--- start Information given ---
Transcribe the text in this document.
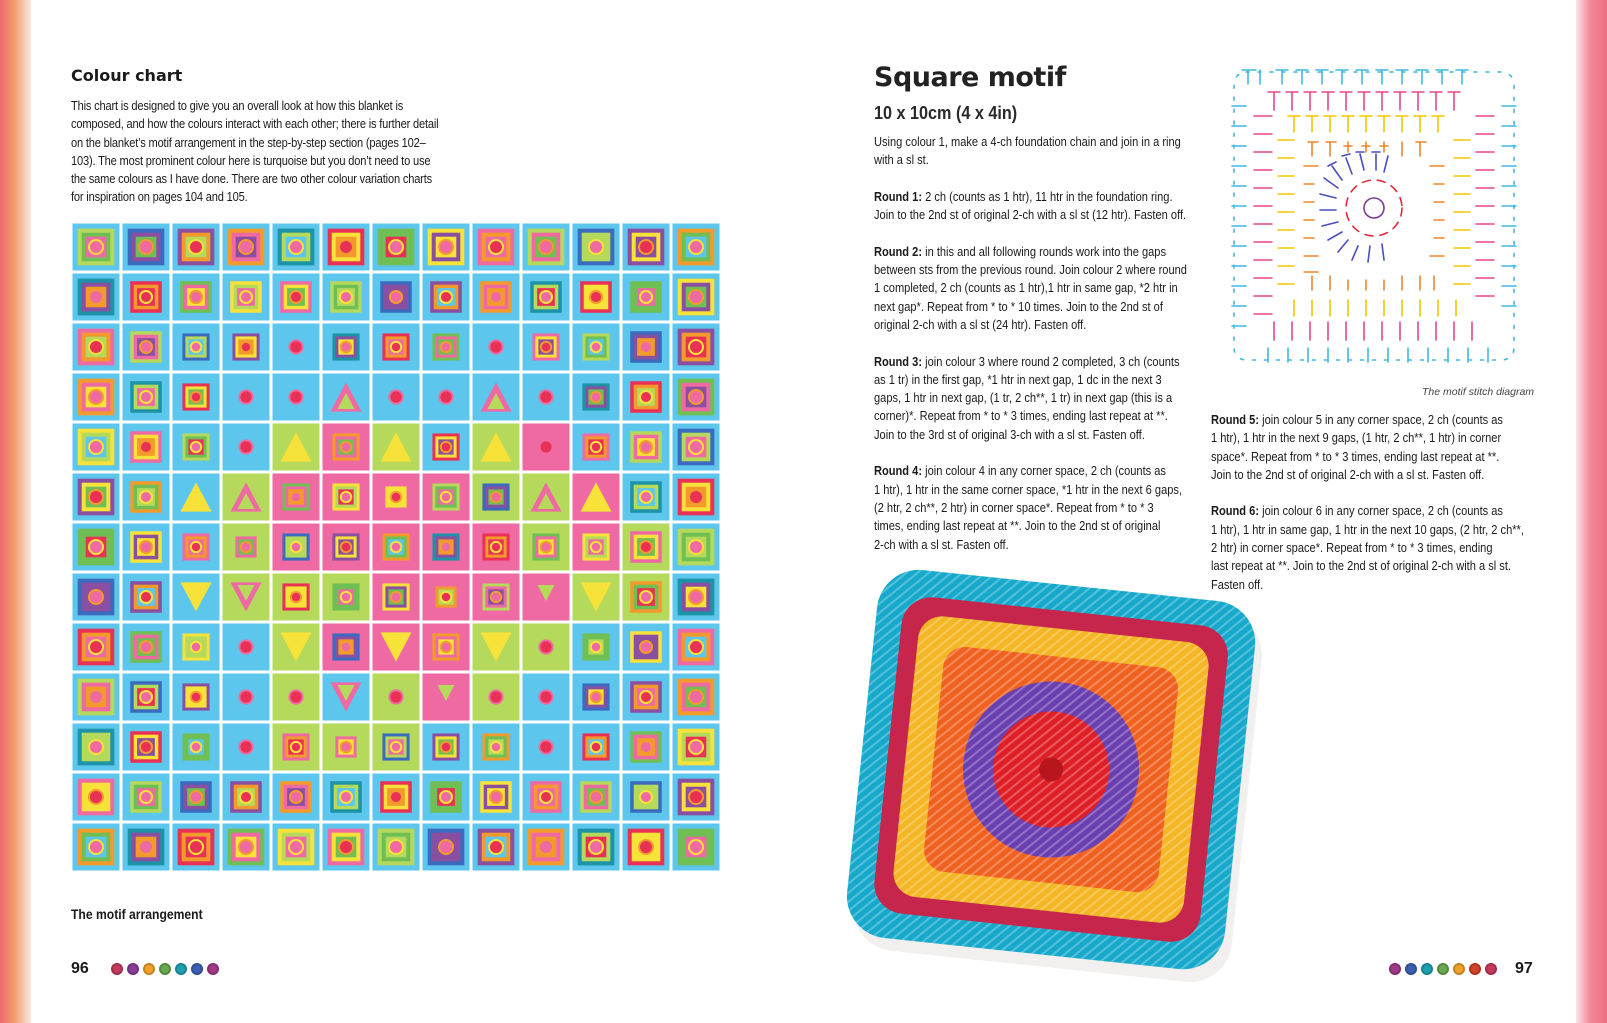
Colour chart
This chart is designed to give you an overall look at how this blanket is
composed, and how the colours interact with each other; there is further detail
on the blanket’s motif arrangement in the step-by-step section (pages 102–
103). The most prominent colour here is turquoise but you don’t need to use
the same colours as I have done. There are two other colour variation charts
for inspiration on pages 104 and 105.
The motif arrangement
96
Square motif
10 x 10cm (4 x 4in)

Using colour 1, make a 4-ch foundation chain and join in a ring
with a sl st.

Round 1: 2 ch (counts as 1 htr), 11 htr in the foundation ring.
Join to the 2nd st of original 2-ch with a sl st (12 htr). Fasten off.

Round 2: in this and all following rounds work into the gaps
between sts from the previous round. Join colour 2 where round
1 completed, 2 ch (counts as 1 htr),1 htr in same gap, *2 htr in
next gap*. Repeat from * to * 10 times. Join to the 2nd st of
original 2-ch with a sl st (24 htr). Fasten off.

Round 3: join colour 3 where round 2 completed, 3 ch (counts
as 1 tr) in the first gap, *1 htr in next gap, 1 dc in the next 3
gaps, 1 htr in next gap, (1 tr, 2 ch**, 1 tr) in next gap (this is a
corner)*. Repeat from * to * 3 times, ending last repeat at **.
Join to the 3rd st of original 3-ch with a sl st. Fasten off.

Round 4: join colour 4 in any corner space, 2 ch (counts as
1 htr), 1 htr in the same corner space, *1 htr in the next 6 gaps,
(2 htr, 2 ch**, 2 htr) in corner space*. Repeat from * to * 3
times, ending last repeat at **. Join to the 2nd st of original
2-ch with a sl st. Fasten off.

The motif stitch diagram

Round 5: join colour 5 in any corner space, 2 ch (counts as
1 htr), 1 htr in the next 9 gaps, (1 htr, 2 ch**, 1 htr) in corner
space*. Repeat from * to * 3 times, ending last repeat at **.
Join to the 2nd st of original 2-ch with a sl st. Fasten off.

Round 6: join colour 6 in any corner space, 2 ch (counts as
1 htr), 1 htr in same gap, 1 htr in the next 10 gaps, (2 htr, 2 ch**,
2 htr) in corner space*. Repeat from * to * 3 times, ending
last repeat at **. Join to the 2nd st of original 2-ch with a sl st.
Fasten off.

97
--- end Information given ---
## Directive
Only lines that contain the word "same" are wanted; copy each of them.

## Correct result
the same colours as I have done. There are two other colour variation charts
1 completed, 2 ch (counts as 1 htr),1 htr in same gap, *2 htr in
1 htr), 1 htr in the same corner space, *1 htr in the next 6 gaps,
1 htr), 1 htr in same gap, 1 htr in the next 10 gaps, (2 htr, 2 ch**,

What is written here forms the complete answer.